### Dataset excerpts
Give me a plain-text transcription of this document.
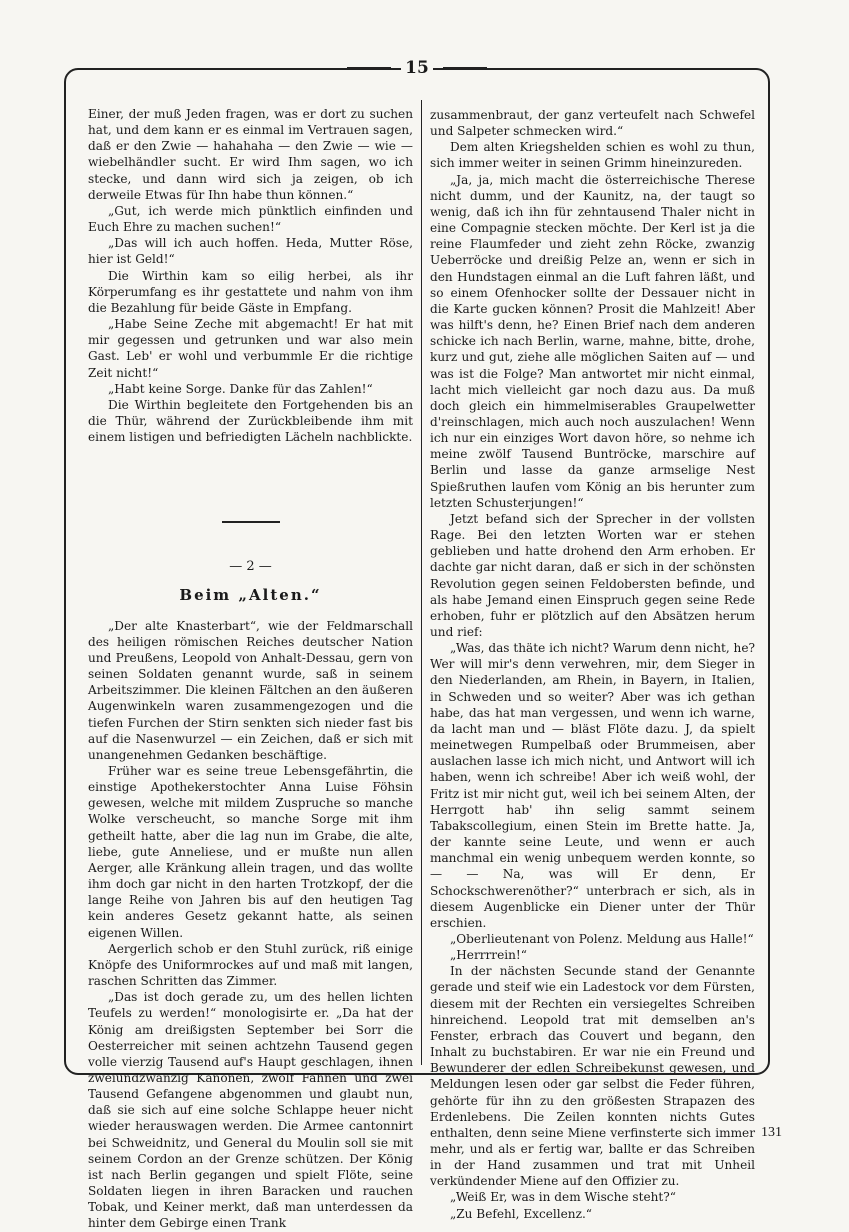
15

Einer, der muß Jeden fragen, was er dort zu suchen hat, und dem kann er es einmal im Vertrauen sagen, daß er den Zwie — hahahaha — den Zwie — wie — wiebelhändler sucht. Er wird Ihm sagen, wo ich stecke, und dann wird sich ja zeigen, ob ich derweile Etwas für Ihn habe thun können.“

„Gut, ich werde mich pünktlich einfinden und Euch Ehre zu machen suchen!“

„Das will ich auch hoffen. Heda, Mutter Röse, hier ist Geld!“

Die Wirthin kam so eilig herbei, als ihr Körperumfang es ihr gestattete und nahm von ihm die Bezahlung für beide Gäste in Empfang.

„Habe Seine Zeche mit abgemacht! Er hat mit mir gegessen und getrunken und war also mein Gast. Leb' er wohl und verbummle Er die richtige Zeit nicht!“

„Habt keine Sorge. Danke für das Zahlen!“

Die Wirthin begleitete den Fortgehenden bis an die Thür, während der Zurückbleibende ihm mit einem listigen und befriedigten Lächeln nachblickte.

— 2 —
Beim „Alten.“

„Der alte Knasterbart“, wie der Feldmarschall des heiligen römischen Reiches deutscher Nation und Preußens, Leopold von Anhalt-Dessau, gern von seinen Soldaten genannt wurde, saß in seinem Arbeitszimmer. Die kleinen Fältchen an den äußeren Augenwinkeln waren zusammengezogen und die tiefen Furchen der Stirn senkten sich nieder fast bis auf die Nasenwurzel — ein Zeichen, daß er sich mit unangenehmen Gedanken beschäftige.

Früher war es seine treue Lebensgefährtin, die einstige Apothekerstochter Anna Luise Föhsin gewesen, welche mit mildem Zuspruche so manche Wolke verscheucht, so manche Sorge mit ihm getheilt hatte, aber die lag nun im Grabe, die alte, liebe, gute Anneliese, und er mußte nun allen Aerger, alle Kränkung allein tragen, und das wollte ihm doch gar nicht in den harten Trotzkopf, der die lange Reihe von Jahren bis auf den heutigen Tag kein anderes Gesetz gekannt hatte, als seinen eigenen Willen.

Aergerlich schob er den Stuhl zurück, riß einige Knöpfe des Uniformrockes auf und maß mit langen, raschen Schritten das Zimmer.

„Das ist doch gerade zu, um des hellen lichten Teufels zu werden!“ monologisirte er. „Da hat der König am dreißigsten September bei Sorr die Oesterreicher mit seinen achtzehn Tausend gegen volle vierzig Tausend auf's Haupt geschlagen, ihnen zweiundzwanzig Kanonen, zwölf Fahnen und zwei Tausend Gefangene abgenommen und glaubt nun, daß sie sich auf eine solche Schlappe heuer nicht wieder herauswagen werden. Die Armee cantonnirt bei Schweidnitz, und General du Moulin soll sie mit seinem Cordon an der Grenze schützen. Der König ist nach Berlin gegangen und spielt Flöte, seine Soldaten liegen in ihren Baracken und rauchen Tobak, und Keiner merkt, daß man unterdessen da hinter dem Gebirge einen Trank

zusammenbraut, der ganz verteufelt nach Schwefel und Salpeter schmecken wird.“

Dem alten Kriegshelden schien es wohl zu thun, sich immer weiter in seinen Grimm hineinzureden.

„Ja, ja, mich macht die österreichische Therese nicht dumm, und der Kaunitz, na, der taugt so wenig, daß ich ihn für zehntausend Thaler nicht in eine Compagnie stecken möchte. Der Kerl ist ja die reine Flaumfeder und zieht zehn Röcke, zwanzig Ueberröcke und dreißig Pelze an, wenn er sich in den Hundstagen einmal an die Luft fahren läßt, und so einem Ofenhocker sollte der Dessauer nicht in die Karte gucken können? Prosit die Mahlzeit! Aber was hilft's denn, he? Einen Brief nach dem anderen schicke ich nach Berlin, warne, mahne, bitte, drohe, kurz und gut, ziehe alle möglichen Saiten auf — und was ist die Folge? Man antwortet mir nicht einmal, lacht mich vielleicht gar noch dazu aus. Da muß doch gleich ein himmelmiserables Graupelwetter d'reinschlagen, mich auch noch auszulachen! Wenn ich nur ein einziges Wort davon höre, so nehme ich meine zwölf Tausend Buntröcke, marschire auf Berlin und lasse da ganze armselige Nest Spießruthen laufen vom König an bis herunter zum letzten Schusterjungen!“

Jetzt befand sich der Sprecher in der vollsten Rage. Bei den letzten Worten war er stehen geblieben und hatte drohend den Arm erhoben. Er dachte gar nicht daran, daß er sich in der schönsten Revolution gegen seinen Feldobersten befinde, und als habe Jemand einen Einspruch gegen seine Rede erhoben, fuhr er plötzlich auf den Absätzen herum und rief:

„Was, das thäte ich nicht? Warum denn nicht, he? Wer will mir's denn verwehren, mir, dem Sieger in den Niederlanden, am Rhein, in Bayern, in Italien, in Schweden und so weiter? Aber was ich gethan habe, das hat man vergessen, und wenn ich warne, da lacht man und — bläst Flöte dazu. J, da spielt meinetwegen Rumpelbaß oder Brummeisen, aber auslachen lasse ich mich nicht, und Antwort will ich haben, wenn ich schreibe! Aber ich weiß wohl, der Fritz ist mir nicht gut, weil ich bei seinem Alten, der Herrgott hab' ihn selig sammt seinem Tabakscollegium, einen Stein im Brette hatte. Ja, der kannte seine Leute, und wenn er auch manchmal ein wenig unbequem werden konnte, so — — Na, was will Er denn, Er Schockschwerenöther?“ unterbrach er sich, als in diesem Augenblicke ein Diener unter der Thür erschien.

„Oberlieutenant von Polenz. Meldung aus Halle!“

„Herrrrein!“

In der nächsten Secunde stand der Genannte gerade und steif wie ein Ladestock vor dem Fürsten, diesem mit der Rechten ein versiegeltes Schreiben hinreichend. Leopold trat mit demselben an's Fenster, erbrach das Couvert und begann, den Inhalt zu buchstabiren. Er war nie ein Freund und Bewunderer der edlen Schreibekunst gewesen, und Meldungen lesen oder gar selbst die Feder führen, gehörte für ihn zu den größesten Strapazen des Erdenlebens. Die Zeilen konnten nichts Gutes enthalten, denn seine Miene verfinsterte sich immer mehr, und als er fertig war, ballte er das Schreiben in der Hand zusammen und trat mit Unheil verkündender Miene auf den Offizier zu.

„Weiß Er, was in dem Wische steht?“

„Zu Befehl, Excellenz.“

131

### What to produce
Each line of the data above must be reproduced as written. Skip the pictures.

### Your solution
Give me a plain-text transcription of this document.
15

Einer, der muß Jeden fragen, was er dort zu suchen hat, und dem kann er es einmal im Vertrauen sagen, daß er den Zwie — hahahaha — den Zwie — wie — wiebelhändler sucht. Er wird Ihm sagen, wo ich stecke, und dann wird sich ja zeigen, ob ich derweile Etwas für Ihn habe thun können.“

„Gut, ich werde mich pünktlich einfinden und Euch Ehre zu machen suchen!“

„Das will ich auch hoffen. Heda, Mutter Röse, hier ist Geld!“

Die Wirthin kam so eilig herbei, als ihr Körperumfang es ihr gestattete und nahm von ihm die Bezahlung für beide Gäste in Empfang.

„Habe Seine Zeche mit abgemacht! Er hat mit mir gegessen und getrunken und war also mein Gast. Leb' er wohl und verbummle Er die richtige Zeit nicht!“

„Habt keine Sorge. Danke für das Zahlen!“

Die Wirthin begleitete den Fortgehenden bis an die Thür, während der Zurückbleibende ihm mit einem listigen und befriedigten Lächeln nachblickte.

— 2 —
Beim „Alten.“

„Der alte Knasterbart“, wie der Feldmarschall des heiligen römischen Reiches deutscher Nation und Preußens, Leopold von Anhalt-Dessau, gern von seinen Soldaten genannt wurde, saß in seinem Arbeitszimmer. Die kleinen Fältchen an den äußeren Augenwinkeln waren zusammengezogen und die tiefen Furchen der Stirn senkten sich nieder fast bis auf die Nasenwurzel — ein Zeichen, daß er sich mit unangenehmen Gedanken beschäftige.

Früher war es seine treue Lebensgefährtin, die einstige Apothekerstochter Anna Luise Föhsin gewesen, welche mit mildem Zuspruche so manche Wolke verscheucht, so manche Sorge mit ihm getheilt hatte, aber die lag nun im Grabe, die alte, liebe, gute Anneliese, und er mußte nun allen Aerger, alle Kränkung allein tragen, und das wollte ihm doch gar nicht in den harten Trotzkopf, der die lange Reihe von Jahren bis auf den heutigen Tag kein anderes Gesetz gekannt hatte, als seinen eigenen Willen.

Aergerlich schob er den Stuhl zurück, riß einige Knöpfe des Uniformrockes auf und maß mit langen, raschen Schritten das Zimmer.

„Das ist doch gerade zu, um des hellen lichten Teufels zu werden!“ monologisirte er. „Da hat der König am dreißigsten September bei Sorr die Oesterreicher mit seinen achtzehn Tausend gegen volle vierzig Tausend auf's Haupt geschlagen, ihnen zweiundzwanzig Kanonen, zwölf Fahnen und zwei Tausend Gefangene abgenommen und glaubt nun, daß sie sich auf eine solche Schlappe heuer nicht wieder herauswagen werden. Die Armee cantonnirt bei Schweidnitz, und General du Moulin soll sie mit seinem Cordon an der Grenze schützen. Der König ist nach Berlin gegangen und spielt Flöte, seine Soldaten liegen in ihren Baracken und rauchen Tobak, und Keiner merkt, daß man unterdessen da hinter dem Gebirge einen Trank

zusammenbraut, der ganz verteufelt nach Schwefel und Salpeter schmecken wird.“

Dem alten Kriegshelden schien es wohl zu thun, sich immer weiter in seinen Grimm hineinzureden.

„Ja, ja, mich macht die österreichische Therese nicht dumm, und der Kaunitz, na, der taugt so wenig, daß ich ihn für zehntausend Thaler nicht in eine Compagnie stecken möchte. Der Kerl ist ja die reine Flaumfeder und zieht zehn Röcke, zwanzig Ueberröcke und dreißig Pelze an, wenn er sich in den Hundstagen einmal an die Luft fahren läßt, und so einem Ofenhocker sollte der Dessauer nicht in die Karte gucken können? Prosit die Mahlzeit! Aber was hilft's denn, he? Einen Brief nach dem anderen schicke ich nach Berlin, warne, mahne, bitte, drohe, kurz und gut, ziehe alle möglichen Saiten auf — und was ist die Folge? Man antwortet mir nicht einmal, lacht mich vielleicht gar noch dazu aus. Da muß doch gleich ein himmelmiserables Graupelwetter d'reinschlagen, mich auch noch auszulachen! Wenn ich nur ein einziges Wort davon höre, so nehme ich meine zwölf Tausend Buntröcke, marschire auf Berlin und lasse da ganze armselige Nest Spießruthen laufen vom König an bis herunter zum letzten Schusterjungen!“

Jetzt befand sich der Sprecher in der vollsten Rage. Bei den letzten Worten war er stehen geblieben und hatte drohend den Arm erhoben. Er dachte gar nicht daran, daß er sich in der schönsten Revolution gegen seinen Feldobersten befinde, und als habe Jemand einen Einspruch gegen seine Rede erhoben, fuhr er plötzlich auf den Absätzen herum und rief:

„Was, das thäte ich nicht? Warum denn nicht, he? Wer will mir's denn verwehren, mir, dem Sieger in den Niederlanden, am Rhein, in Bayern, in Italien, in Schweden und so weiter? Aber was ich gethan habe, das hat man vergessen, und wenn ich warne, da lacht man und — bläst Flöte dazu. J, da spielt meinetwegen Rumpelbaß oder Brummeisen, aber auslachen lasse ich mich nicht, und Antwort will ich haben, wenn ich schreibe! Aber ich weiß wohl, der Fritz ist mir nicht gut, weil ich bei seinem Alten, der Herrgott hab' ihn selig sammt seinem Tabakscollegium, einen Stein im Brette hatte. Ja, der kannte seine Leute, und wenn er auch manchmal ein wenig unbequem werden konnte, so — — Na, was will Er denn, Er Schockschwerenöther?“ unterbrach er sich, als in diesem Augenblicke ein Diener unter der Thür erschien.

„Oberlieutenant von Polenz. Meldung aus Halle!“

„Herrrrein!“

In der nächsten Secunde stand der Genannte gerade und steif wie ein Ladestock vor dem Fürsten, diesem mit der Rechten ein versiegeltes Schreiben hinreichend. Leopold trat mit demselben an's Fenster, erbrach das Couvert und begann, den Inhalt zu buchstabiren. Er war nie ein Freund und Bewunderer der edlen Schreibekunst gewesen, und Meldungen lesen oder gar selbst die Feder führen, gehörte für ihn zu den größesten Strapazen des Erdenlebens. Die Zeilen konnten nichts Gutes enthalten, denn seine Miene verfinsterte sich immer mehr, und als er fertig war, ballte er das Schreiben in der Hand zusammen und trat mit Unheil verkündender Miene auf den Offizier zu.

„Weiß Er, was in dem Wische steht?“

„Zu Befehl, Excellenz.“

131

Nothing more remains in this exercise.